:: Recorded information ::

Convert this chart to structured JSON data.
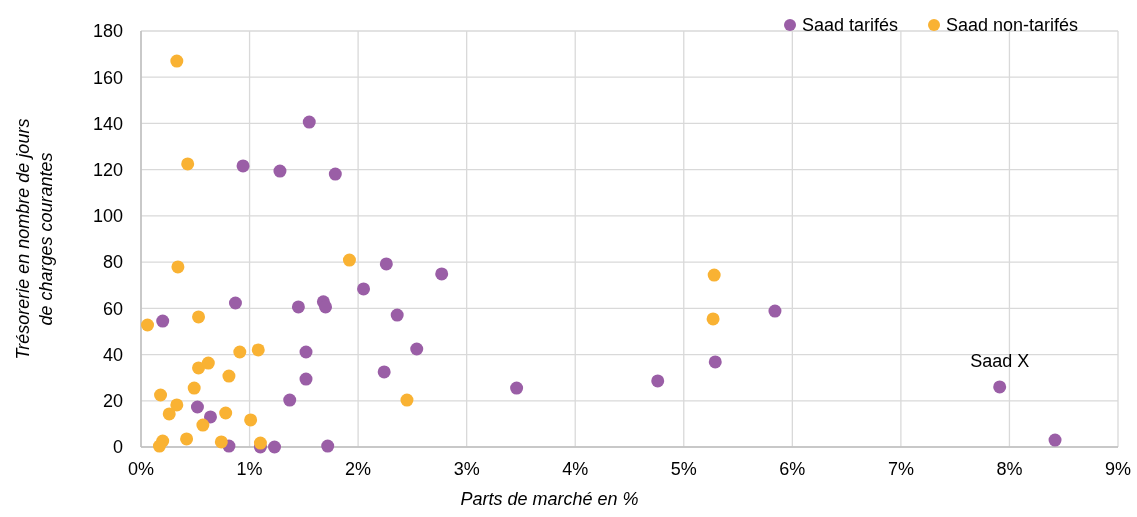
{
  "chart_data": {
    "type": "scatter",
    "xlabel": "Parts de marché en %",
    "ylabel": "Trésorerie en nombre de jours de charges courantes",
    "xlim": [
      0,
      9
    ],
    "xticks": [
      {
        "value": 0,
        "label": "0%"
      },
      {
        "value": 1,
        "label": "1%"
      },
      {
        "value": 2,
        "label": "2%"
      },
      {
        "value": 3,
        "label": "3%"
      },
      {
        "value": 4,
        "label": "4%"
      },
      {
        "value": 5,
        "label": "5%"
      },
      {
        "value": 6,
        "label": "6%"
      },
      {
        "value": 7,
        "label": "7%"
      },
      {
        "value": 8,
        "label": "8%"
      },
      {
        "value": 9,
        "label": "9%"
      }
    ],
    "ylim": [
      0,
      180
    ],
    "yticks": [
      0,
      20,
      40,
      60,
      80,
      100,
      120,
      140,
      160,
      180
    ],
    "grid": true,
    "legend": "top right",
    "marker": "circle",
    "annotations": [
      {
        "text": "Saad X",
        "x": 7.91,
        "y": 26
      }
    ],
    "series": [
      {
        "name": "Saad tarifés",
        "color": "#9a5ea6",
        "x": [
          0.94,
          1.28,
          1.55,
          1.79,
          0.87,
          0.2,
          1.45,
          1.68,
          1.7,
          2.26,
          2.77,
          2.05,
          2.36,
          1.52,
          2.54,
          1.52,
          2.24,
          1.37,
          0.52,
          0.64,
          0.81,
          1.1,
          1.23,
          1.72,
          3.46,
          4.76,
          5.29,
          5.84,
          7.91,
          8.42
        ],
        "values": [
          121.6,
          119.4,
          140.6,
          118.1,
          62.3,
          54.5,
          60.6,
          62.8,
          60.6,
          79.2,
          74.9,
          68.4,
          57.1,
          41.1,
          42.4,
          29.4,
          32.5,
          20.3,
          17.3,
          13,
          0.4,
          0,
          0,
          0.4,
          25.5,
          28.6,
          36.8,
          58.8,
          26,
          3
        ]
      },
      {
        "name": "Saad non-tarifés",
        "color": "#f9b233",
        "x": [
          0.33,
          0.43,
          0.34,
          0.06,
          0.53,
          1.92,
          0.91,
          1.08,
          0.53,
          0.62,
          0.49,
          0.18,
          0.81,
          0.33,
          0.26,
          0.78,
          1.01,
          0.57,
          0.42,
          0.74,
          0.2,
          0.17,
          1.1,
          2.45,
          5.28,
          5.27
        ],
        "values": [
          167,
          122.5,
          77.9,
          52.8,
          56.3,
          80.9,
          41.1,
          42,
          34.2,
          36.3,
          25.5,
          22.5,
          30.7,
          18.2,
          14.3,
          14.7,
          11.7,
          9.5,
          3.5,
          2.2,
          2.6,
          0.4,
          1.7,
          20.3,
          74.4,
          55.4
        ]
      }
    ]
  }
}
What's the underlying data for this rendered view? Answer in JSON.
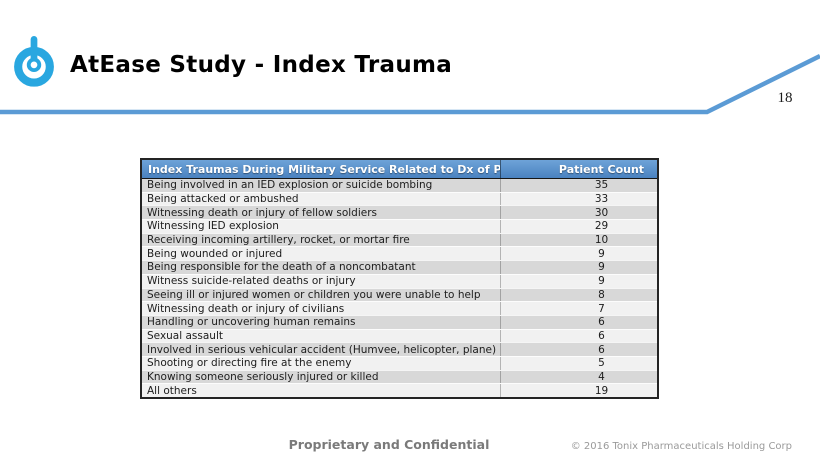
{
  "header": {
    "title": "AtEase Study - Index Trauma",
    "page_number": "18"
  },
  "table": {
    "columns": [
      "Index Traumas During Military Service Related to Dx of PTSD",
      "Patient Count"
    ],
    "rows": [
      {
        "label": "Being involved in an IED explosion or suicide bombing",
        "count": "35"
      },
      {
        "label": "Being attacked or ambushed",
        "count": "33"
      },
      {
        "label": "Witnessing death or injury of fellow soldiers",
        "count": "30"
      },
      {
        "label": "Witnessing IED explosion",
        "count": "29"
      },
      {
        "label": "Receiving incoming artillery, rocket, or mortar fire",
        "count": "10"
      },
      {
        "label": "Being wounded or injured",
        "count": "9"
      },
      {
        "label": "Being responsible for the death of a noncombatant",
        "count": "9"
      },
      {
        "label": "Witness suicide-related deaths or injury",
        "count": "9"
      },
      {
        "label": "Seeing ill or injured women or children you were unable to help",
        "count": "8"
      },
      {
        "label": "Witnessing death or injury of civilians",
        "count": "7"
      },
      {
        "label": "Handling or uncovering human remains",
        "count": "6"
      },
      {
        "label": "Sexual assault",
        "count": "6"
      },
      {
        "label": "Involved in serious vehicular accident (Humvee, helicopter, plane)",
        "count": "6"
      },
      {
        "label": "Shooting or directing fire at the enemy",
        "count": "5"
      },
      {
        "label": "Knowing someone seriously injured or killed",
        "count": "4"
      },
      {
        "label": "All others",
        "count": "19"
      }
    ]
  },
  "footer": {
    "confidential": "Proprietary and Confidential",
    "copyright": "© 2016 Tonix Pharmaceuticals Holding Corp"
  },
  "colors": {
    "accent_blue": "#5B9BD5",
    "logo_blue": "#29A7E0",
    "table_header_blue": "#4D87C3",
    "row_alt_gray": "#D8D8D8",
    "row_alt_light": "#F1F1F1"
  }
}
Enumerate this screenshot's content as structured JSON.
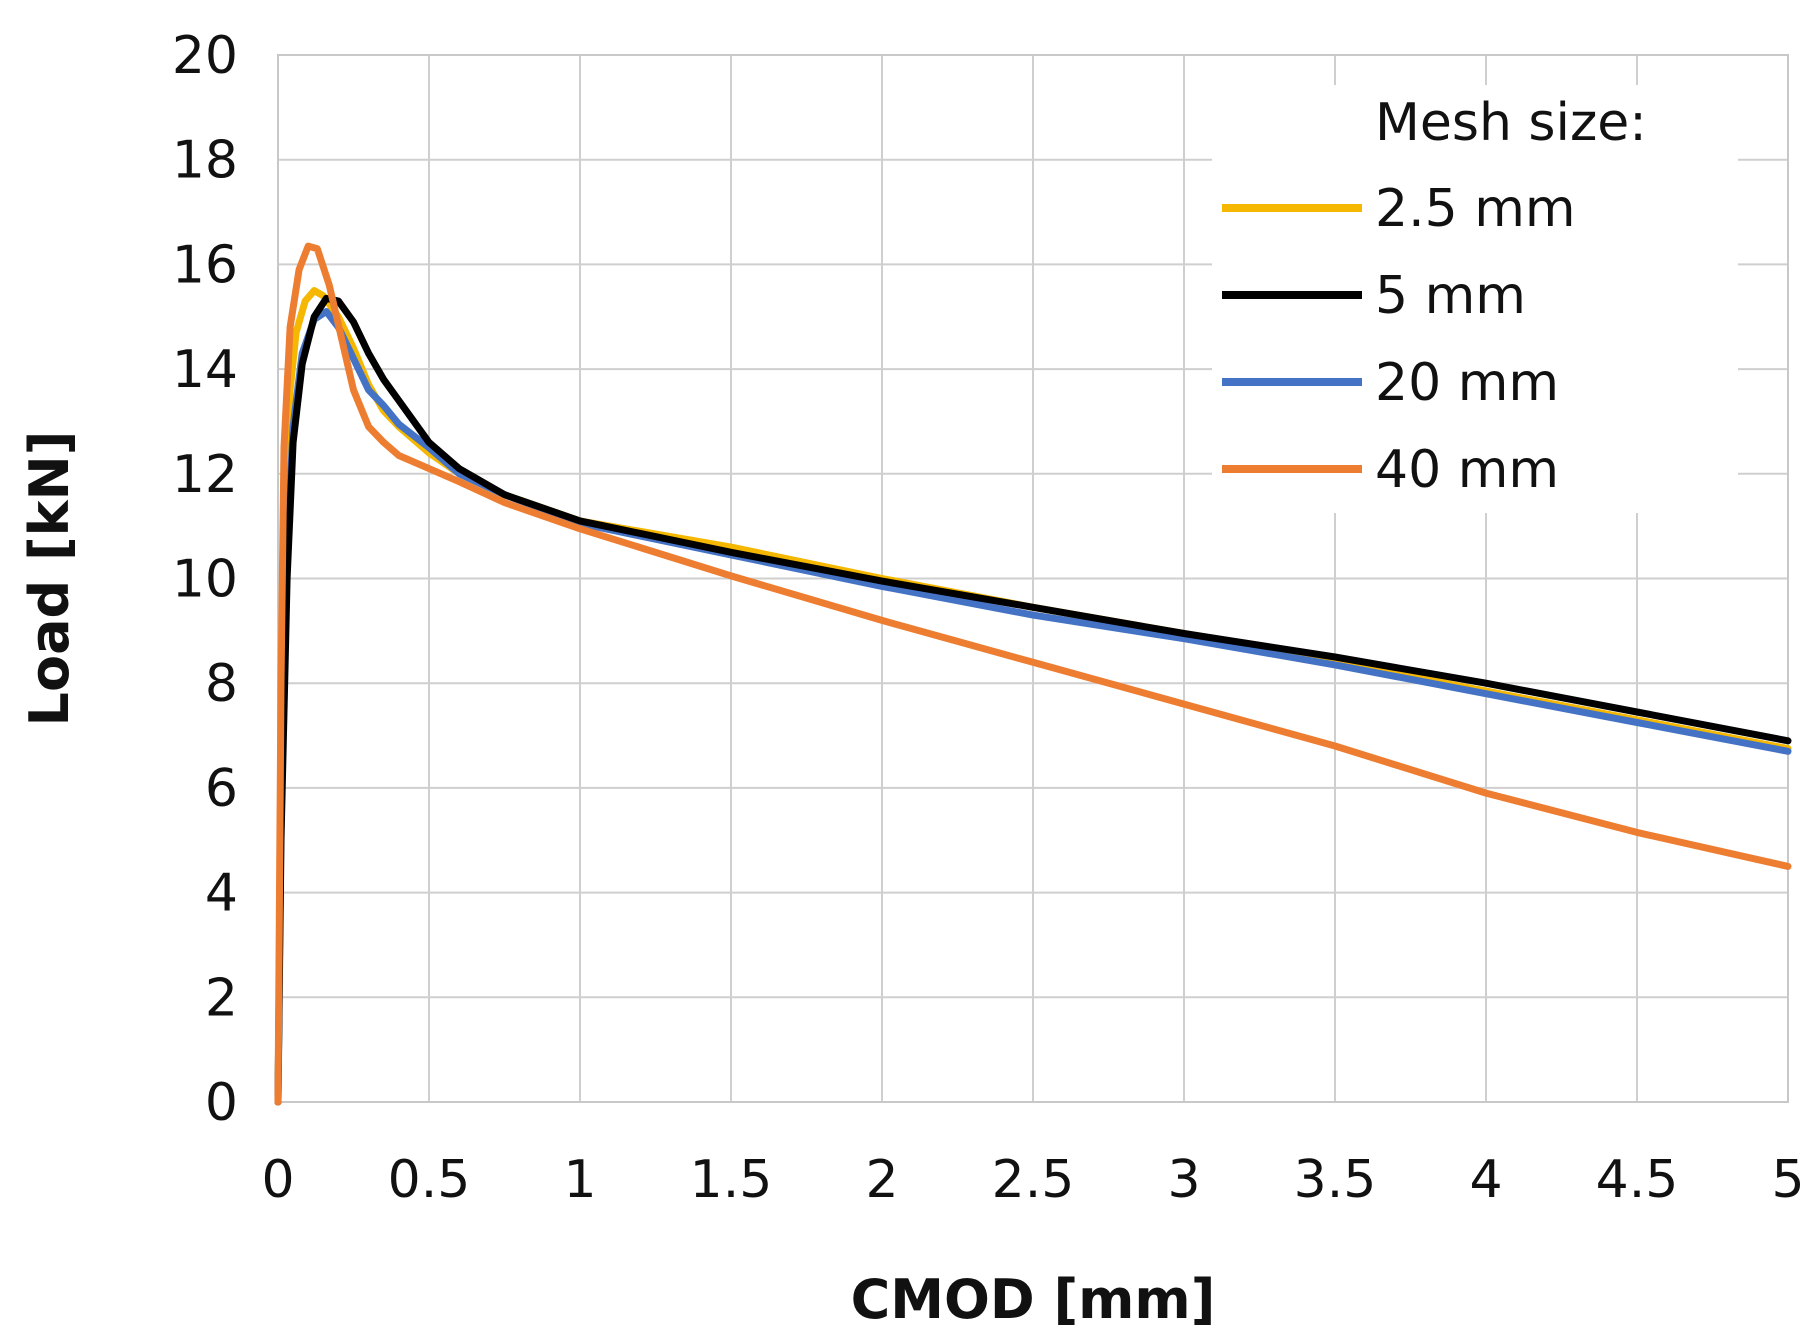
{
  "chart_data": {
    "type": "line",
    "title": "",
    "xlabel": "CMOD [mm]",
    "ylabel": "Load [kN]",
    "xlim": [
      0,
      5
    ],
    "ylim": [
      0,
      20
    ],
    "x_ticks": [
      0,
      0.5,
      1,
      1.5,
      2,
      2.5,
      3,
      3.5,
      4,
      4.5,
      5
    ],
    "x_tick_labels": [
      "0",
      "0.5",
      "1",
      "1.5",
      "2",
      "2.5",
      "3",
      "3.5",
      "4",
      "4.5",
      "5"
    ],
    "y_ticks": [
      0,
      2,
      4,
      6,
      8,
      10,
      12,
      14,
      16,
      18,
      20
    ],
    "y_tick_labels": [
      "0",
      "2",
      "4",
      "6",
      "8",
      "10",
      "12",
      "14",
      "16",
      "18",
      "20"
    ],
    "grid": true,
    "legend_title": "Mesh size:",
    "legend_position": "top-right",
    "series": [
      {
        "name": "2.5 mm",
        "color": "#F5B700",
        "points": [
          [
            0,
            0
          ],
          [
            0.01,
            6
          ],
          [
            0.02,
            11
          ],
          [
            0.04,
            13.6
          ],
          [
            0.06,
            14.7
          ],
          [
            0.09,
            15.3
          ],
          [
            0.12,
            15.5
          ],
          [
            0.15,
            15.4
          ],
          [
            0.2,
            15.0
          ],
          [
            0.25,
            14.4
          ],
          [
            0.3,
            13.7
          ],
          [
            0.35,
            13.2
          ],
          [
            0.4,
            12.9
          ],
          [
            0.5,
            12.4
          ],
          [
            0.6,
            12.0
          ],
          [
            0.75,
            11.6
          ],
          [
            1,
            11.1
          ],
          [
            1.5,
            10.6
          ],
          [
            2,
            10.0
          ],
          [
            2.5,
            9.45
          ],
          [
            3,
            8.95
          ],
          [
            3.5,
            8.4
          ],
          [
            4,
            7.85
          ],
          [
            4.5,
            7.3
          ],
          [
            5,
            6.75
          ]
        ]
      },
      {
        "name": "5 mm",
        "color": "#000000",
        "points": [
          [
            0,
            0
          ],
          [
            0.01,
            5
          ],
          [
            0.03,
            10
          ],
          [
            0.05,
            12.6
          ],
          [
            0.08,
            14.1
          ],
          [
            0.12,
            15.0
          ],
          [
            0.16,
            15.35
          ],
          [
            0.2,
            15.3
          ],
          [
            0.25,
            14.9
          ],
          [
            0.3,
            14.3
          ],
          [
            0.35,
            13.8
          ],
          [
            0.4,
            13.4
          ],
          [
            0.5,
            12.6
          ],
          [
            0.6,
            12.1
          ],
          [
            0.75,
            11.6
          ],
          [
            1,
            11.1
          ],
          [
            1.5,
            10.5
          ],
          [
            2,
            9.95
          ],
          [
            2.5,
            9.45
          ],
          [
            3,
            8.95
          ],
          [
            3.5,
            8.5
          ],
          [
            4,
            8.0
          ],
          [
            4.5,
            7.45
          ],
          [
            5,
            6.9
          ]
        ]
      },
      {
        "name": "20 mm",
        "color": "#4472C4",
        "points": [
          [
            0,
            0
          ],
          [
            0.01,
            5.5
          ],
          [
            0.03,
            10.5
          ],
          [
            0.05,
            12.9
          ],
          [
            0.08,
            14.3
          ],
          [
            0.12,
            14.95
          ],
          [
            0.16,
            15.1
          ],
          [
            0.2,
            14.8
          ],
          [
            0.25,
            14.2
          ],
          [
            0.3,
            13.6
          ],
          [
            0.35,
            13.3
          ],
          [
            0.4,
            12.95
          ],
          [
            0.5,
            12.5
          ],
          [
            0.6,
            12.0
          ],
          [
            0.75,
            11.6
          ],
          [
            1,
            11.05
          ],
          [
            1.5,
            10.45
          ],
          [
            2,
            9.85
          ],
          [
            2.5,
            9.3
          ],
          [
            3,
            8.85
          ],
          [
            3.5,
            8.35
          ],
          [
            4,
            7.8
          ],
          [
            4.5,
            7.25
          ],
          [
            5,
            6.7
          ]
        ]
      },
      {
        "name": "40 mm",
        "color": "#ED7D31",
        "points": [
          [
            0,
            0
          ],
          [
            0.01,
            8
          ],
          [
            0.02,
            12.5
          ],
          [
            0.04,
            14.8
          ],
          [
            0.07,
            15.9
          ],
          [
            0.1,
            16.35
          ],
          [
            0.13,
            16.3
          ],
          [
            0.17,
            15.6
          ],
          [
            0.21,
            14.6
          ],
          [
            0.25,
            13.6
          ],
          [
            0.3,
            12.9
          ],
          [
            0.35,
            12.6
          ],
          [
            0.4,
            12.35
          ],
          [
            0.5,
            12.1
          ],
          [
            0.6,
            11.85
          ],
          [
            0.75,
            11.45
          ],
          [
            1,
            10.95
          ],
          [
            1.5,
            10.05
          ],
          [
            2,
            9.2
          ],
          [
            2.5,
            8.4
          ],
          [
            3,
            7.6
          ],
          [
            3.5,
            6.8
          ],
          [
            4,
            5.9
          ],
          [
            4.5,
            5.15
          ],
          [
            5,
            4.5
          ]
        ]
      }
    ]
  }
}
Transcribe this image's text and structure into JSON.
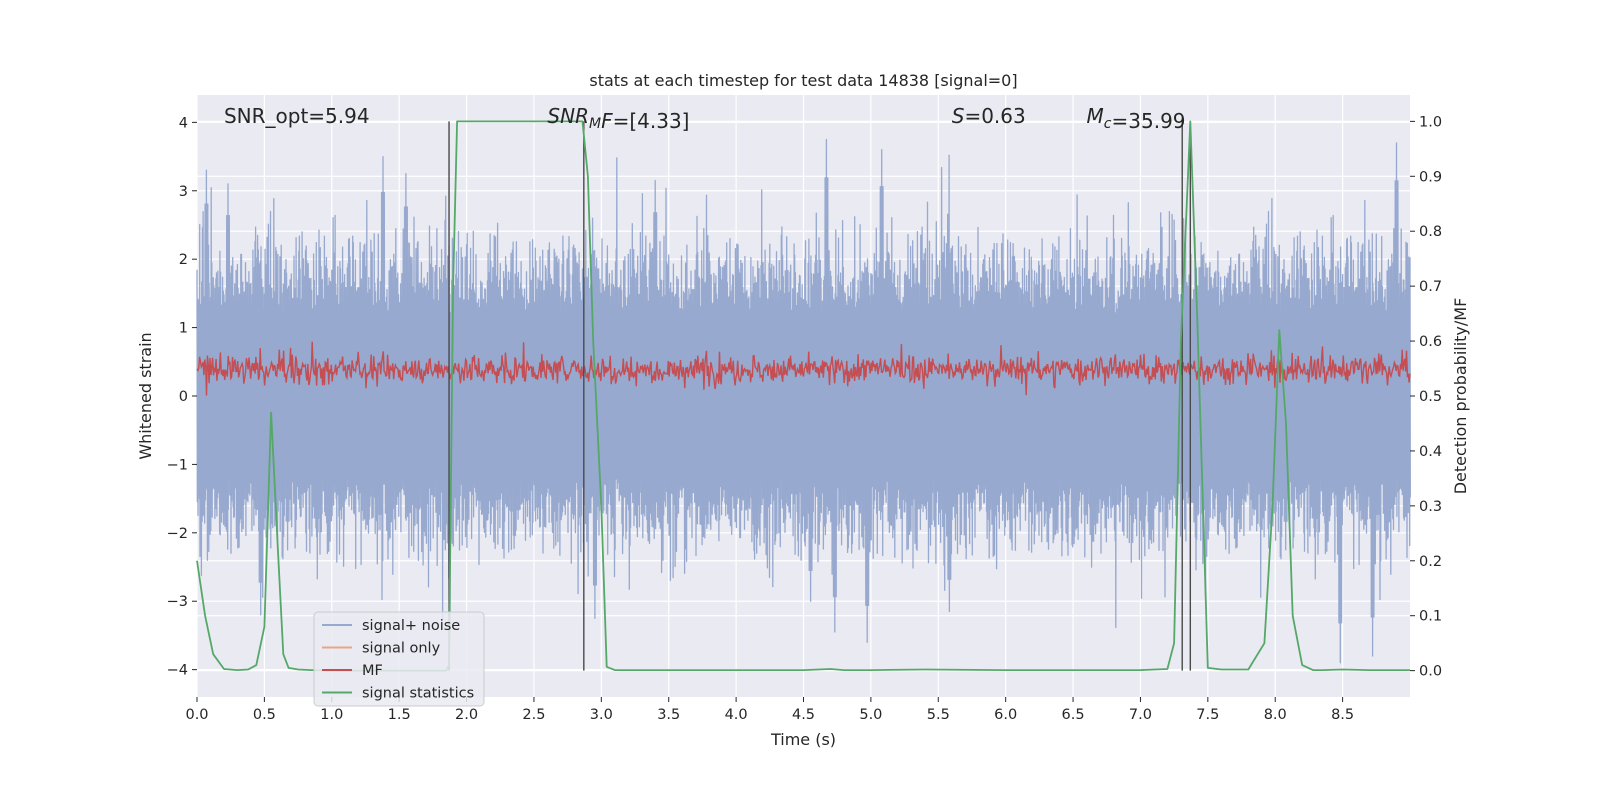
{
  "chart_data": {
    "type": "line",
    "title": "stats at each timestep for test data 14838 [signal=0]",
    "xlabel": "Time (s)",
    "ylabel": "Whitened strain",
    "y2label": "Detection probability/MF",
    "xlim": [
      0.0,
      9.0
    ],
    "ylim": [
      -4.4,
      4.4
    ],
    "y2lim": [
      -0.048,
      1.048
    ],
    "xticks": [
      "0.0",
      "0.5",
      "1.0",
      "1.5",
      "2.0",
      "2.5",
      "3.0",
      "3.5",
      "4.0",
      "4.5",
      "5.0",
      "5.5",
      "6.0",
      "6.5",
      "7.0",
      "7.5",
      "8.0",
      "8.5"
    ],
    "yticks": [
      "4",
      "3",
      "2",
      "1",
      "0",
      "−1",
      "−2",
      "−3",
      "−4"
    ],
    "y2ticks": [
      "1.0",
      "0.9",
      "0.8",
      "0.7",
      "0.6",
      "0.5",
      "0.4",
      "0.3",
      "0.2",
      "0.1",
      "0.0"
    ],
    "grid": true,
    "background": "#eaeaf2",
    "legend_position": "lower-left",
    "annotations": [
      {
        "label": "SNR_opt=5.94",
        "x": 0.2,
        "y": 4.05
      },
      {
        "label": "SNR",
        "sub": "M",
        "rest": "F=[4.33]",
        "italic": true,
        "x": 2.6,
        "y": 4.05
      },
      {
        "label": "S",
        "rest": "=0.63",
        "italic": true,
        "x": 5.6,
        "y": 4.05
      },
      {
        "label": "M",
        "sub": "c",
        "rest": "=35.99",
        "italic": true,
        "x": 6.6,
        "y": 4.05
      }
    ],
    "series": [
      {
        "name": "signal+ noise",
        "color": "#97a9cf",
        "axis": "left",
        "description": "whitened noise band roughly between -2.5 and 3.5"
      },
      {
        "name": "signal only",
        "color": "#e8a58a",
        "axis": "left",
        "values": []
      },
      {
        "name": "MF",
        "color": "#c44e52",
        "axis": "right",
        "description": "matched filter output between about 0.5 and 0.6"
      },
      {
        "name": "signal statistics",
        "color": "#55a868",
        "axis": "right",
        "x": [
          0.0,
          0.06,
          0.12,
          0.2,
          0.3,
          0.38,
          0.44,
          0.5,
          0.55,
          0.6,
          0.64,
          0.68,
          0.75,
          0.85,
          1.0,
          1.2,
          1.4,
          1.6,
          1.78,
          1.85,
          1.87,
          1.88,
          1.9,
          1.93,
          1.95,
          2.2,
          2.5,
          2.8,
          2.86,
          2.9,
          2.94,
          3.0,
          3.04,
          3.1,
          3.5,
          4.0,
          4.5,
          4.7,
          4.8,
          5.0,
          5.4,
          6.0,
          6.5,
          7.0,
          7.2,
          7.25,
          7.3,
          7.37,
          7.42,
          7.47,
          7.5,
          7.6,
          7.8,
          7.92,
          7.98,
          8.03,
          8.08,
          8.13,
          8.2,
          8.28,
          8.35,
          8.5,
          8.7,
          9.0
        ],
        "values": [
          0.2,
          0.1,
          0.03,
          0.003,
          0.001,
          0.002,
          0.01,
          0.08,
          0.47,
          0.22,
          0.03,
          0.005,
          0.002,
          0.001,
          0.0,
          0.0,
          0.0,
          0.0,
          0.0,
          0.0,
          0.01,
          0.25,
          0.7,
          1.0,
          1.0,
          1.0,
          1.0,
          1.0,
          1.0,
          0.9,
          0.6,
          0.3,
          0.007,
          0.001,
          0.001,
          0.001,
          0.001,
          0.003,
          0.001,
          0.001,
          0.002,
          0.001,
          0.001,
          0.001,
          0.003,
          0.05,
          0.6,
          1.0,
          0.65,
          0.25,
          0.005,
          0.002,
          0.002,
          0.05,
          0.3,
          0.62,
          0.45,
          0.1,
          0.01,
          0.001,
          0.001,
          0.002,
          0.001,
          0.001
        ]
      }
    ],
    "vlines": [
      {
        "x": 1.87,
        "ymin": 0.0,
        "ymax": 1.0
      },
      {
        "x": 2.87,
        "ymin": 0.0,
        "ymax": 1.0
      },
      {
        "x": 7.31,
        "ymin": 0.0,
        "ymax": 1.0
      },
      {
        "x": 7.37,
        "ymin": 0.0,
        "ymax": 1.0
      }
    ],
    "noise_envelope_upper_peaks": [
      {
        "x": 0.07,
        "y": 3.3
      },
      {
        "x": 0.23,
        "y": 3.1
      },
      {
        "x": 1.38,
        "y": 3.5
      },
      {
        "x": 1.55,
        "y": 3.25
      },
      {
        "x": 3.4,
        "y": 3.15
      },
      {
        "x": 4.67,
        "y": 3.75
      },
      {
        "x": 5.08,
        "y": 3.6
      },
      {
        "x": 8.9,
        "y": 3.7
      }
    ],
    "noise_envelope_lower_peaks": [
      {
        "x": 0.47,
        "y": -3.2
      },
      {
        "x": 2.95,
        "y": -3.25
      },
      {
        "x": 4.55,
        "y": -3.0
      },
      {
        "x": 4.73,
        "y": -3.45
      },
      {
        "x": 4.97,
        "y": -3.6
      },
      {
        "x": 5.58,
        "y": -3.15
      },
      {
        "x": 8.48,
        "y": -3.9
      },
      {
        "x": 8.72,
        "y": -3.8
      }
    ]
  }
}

:::

### What the task requires
Search the data for the string "description" and copy each line where it appears.

### Expected answer
        "description": "whitened noise band roughly between -2.5 and 3.5"
        "description": "matched filter output between about 0.5 and 0.6"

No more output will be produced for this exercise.